= Material supplied =
** Start **

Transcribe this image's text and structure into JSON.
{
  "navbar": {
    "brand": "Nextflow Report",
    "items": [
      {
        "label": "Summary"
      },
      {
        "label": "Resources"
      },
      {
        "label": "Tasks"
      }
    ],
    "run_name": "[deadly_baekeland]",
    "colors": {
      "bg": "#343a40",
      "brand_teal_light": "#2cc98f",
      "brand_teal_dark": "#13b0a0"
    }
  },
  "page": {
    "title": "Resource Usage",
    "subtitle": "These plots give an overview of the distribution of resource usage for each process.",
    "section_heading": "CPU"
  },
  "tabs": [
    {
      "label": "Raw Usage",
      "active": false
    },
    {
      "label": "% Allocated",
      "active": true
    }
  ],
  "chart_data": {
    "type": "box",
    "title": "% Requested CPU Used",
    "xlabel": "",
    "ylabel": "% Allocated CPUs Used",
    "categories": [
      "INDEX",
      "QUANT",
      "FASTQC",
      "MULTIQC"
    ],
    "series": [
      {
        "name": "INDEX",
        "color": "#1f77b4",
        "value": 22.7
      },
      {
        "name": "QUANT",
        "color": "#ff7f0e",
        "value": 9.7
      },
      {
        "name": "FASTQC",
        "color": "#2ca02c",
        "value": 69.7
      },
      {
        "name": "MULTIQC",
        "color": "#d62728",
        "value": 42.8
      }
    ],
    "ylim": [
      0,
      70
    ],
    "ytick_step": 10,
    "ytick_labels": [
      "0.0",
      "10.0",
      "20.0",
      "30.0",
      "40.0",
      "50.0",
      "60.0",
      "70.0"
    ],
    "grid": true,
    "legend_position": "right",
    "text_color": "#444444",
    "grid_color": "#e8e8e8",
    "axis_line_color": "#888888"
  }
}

** End **

Send back each record exactly as it stands.

Transcribe this image's text and structure into JSON.
{
  "navbar": {
    "brand": "Nextflow Report",
    "items": [
      {
        "label": "Summary"
      },
      {
        "label": "Resources"
      },
      {
        "label": "Tasks"
      }
    ],
    "run_name": "[deadly_baekeland]",
    "colors": {
      "bg": "#343a40",
      "brand_teal_light": "#2cc98f",
      "brand_teal_dark": "#13b0a0"
    }
  },
  "page": {
    "title": "Resource Usage",
    "subtitle": "These plots give an overview of the distribution of resource usage for each process.",
    "section_heading": "CPU"
  },
  "tabs": [
    {
      "label": "Raw Usage",
      "active": false
    },
    {
      "label": "% Allocated",
      "active": true
    }
  ],
  "chart_data": {
    "type": "box",
    "title": "% Requested CPU Used",
    "xlabel": "",
    "ylabel": "% Allocated CPUs Used",
    "categories": [
      "INDEX",
      "QUANT",
      "FASTQC",
      "MULTIQC"
    ],
    "series": [
      {
        "name": "INDEX",
        "color": "#1f77b4",
        "value": 22.7
      },
      {
        "name": "QUANT",
        "color": "#ff7f0e",
        "value": 9.7
      },
      {
        "name": "FASTQC",
        "color": "#2ca02c",
        "value": 69.7
      },
      {
        "name": "MULTIQC",
        "color": "#d62728",
        "value": 42.8
      }
    ],
    "ylim": [
      0,
      70
    ],
    "ytick_step": 10,
    "ytick_labels": [
      "0.0",
      "10.0",
      "20.0",
      "30.0",
      "40.0",
      "50.0",
      "60.0",
      "70.0"
    ],
    "grid": true,
    "legend_position": "right",
    "text_color": "#444444",
    "grid_color": "#e8e8e8",
    "axis_line_color": "#888888"
  }
}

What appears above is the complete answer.